--- PROVIDED DATA ---

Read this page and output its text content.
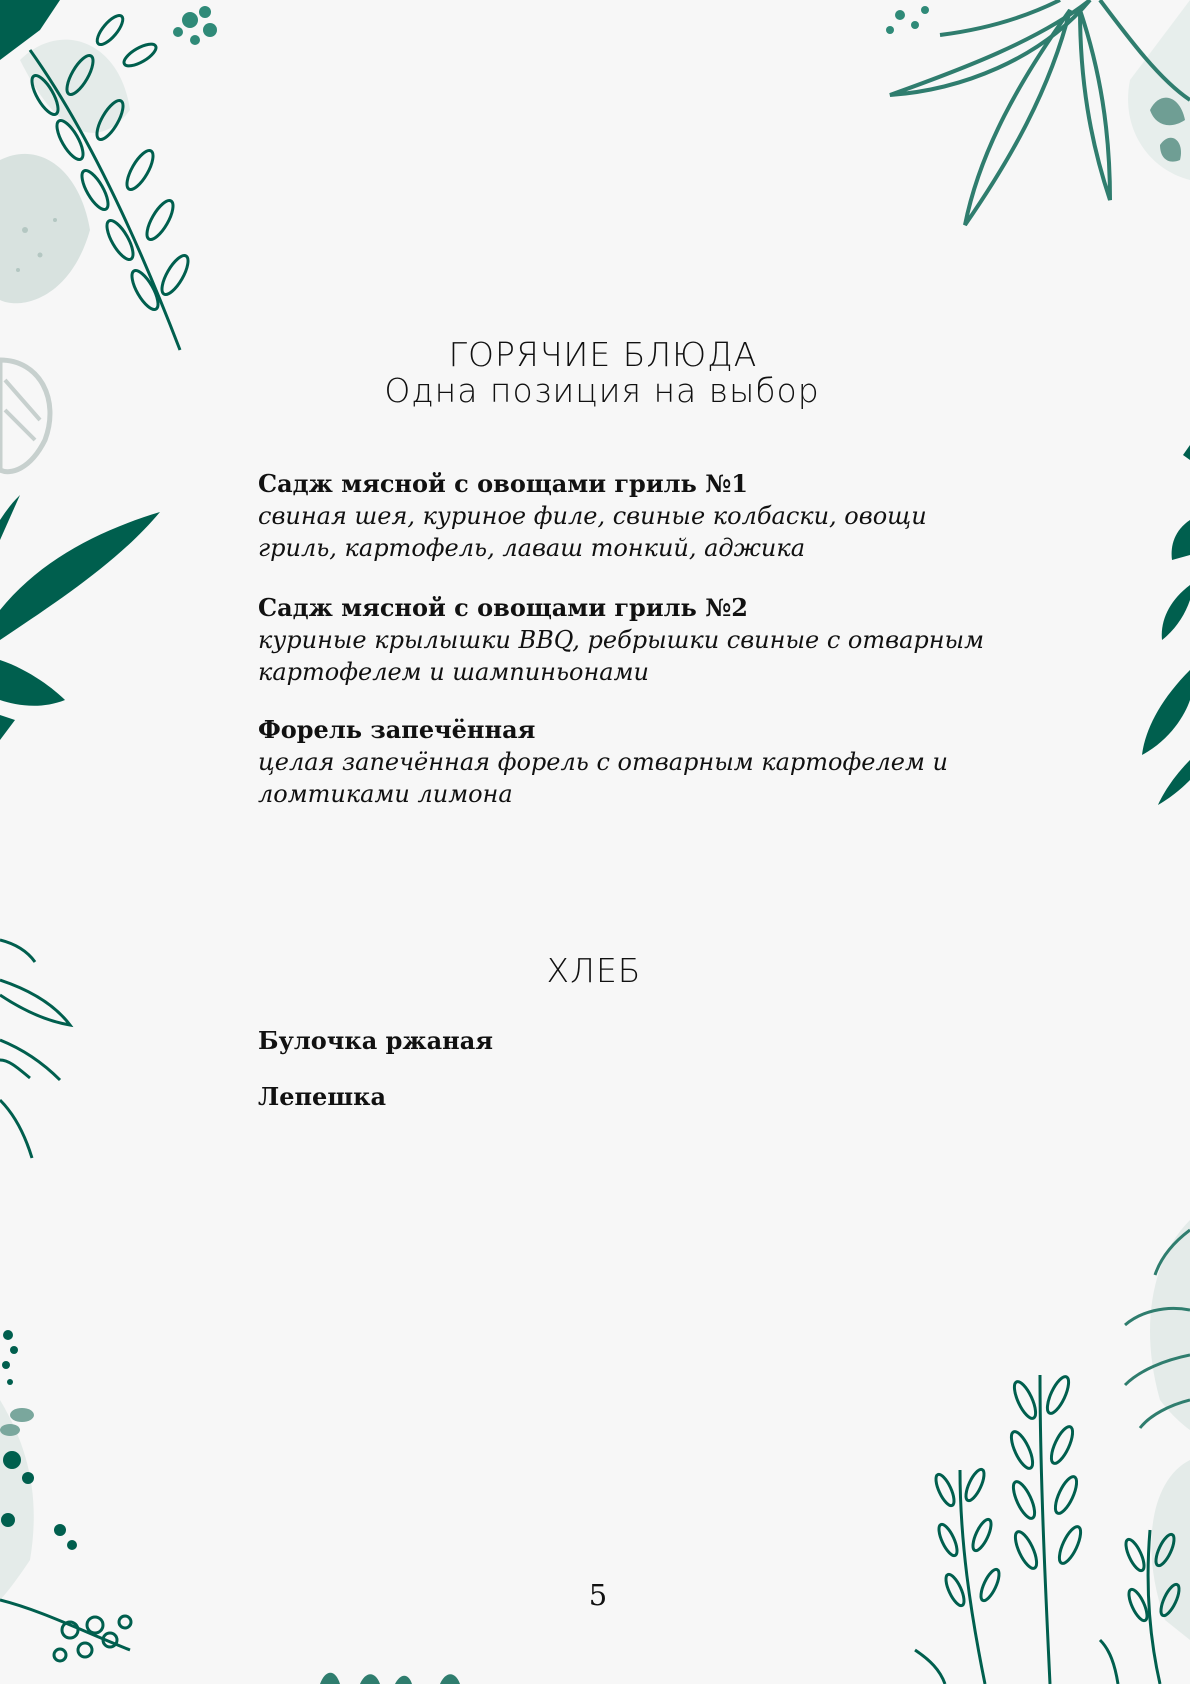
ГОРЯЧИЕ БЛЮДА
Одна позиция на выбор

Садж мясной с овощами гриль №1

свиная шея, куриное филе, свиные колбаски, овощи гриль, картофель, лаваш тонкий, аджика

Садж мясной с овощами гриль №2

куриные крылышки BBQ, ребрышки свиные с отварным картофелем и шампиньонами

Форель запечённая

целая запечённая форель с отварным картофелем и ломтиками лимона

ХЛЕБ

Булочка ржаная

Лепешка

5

---
--- PROVIDED DATA ---

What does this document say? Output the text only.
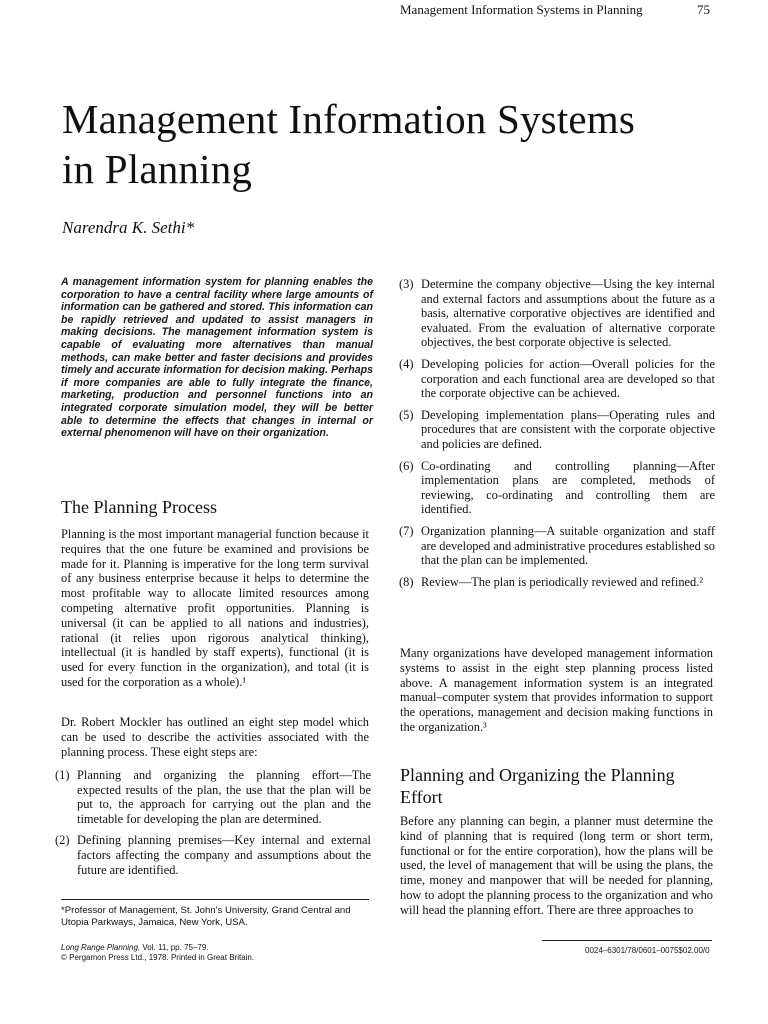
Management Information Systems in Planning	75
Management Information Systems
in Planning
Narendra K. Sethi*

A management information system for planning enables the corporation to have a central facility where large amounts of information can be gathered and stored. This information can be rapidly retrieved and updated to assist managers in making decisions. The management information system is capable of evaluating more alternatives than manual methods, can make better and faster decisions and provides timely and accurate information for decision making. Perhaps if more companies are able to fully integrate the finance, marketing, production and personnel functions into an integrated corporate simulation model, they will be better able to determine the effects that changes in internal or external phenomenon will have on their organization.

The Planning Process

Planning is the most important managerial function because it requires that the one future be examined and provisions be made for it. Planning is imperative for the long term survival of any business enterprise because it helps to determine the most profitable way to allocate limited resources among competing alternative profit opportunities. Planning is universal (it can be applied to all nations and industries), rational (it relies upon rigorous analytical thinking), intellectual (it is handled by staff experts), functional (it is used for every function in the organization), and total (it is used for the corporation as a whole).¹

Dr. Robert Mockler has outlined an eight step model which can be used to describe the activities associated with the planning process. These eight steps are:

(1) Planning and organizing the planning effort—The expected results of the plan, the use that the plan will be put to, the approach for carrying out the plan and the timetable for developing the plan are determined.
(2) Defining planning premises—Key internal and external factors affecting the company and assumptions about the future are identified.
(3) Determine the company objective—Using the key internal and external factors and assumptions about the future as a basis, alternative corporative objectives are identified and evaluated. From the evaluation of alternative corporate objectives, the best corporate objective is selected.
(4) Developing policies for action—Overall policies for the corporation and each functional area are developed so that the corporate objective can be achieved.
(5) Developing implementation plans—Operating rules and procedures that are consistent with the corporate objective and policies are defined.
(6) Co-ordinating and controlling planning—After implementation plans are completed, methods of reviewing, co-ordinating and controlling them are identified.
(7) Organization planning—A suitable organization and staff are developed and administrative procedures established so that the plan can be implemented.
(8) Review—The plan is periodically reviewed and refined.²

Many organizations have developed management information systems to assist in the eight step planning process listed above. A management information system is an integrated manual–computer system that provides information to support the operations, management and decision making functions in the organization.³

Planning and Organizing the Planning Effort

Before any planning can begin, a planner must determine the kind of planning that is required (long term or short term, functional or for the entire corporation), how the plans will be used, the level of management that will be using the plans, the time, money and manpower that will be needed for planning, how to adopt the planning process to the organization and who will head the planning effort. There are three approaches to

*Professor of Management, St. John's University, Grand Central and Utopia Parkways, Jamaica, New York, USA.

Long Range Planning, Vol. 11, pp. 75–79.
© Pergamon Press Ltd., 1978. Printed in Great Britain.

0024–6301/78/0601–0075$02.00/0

---

*AIM OF THE TASK*:
Look over the listing above. Pick out and copy every line that includes "policies".

*TASK RESPONSE*:
(4) Developing policies for action—Overall policies for the corporation and each functional area are developed so that the corporate objective can be achieved.
(5) Developing implementation plans—Operating rules and procedures that are consistent with the corporate objective and policies are defined.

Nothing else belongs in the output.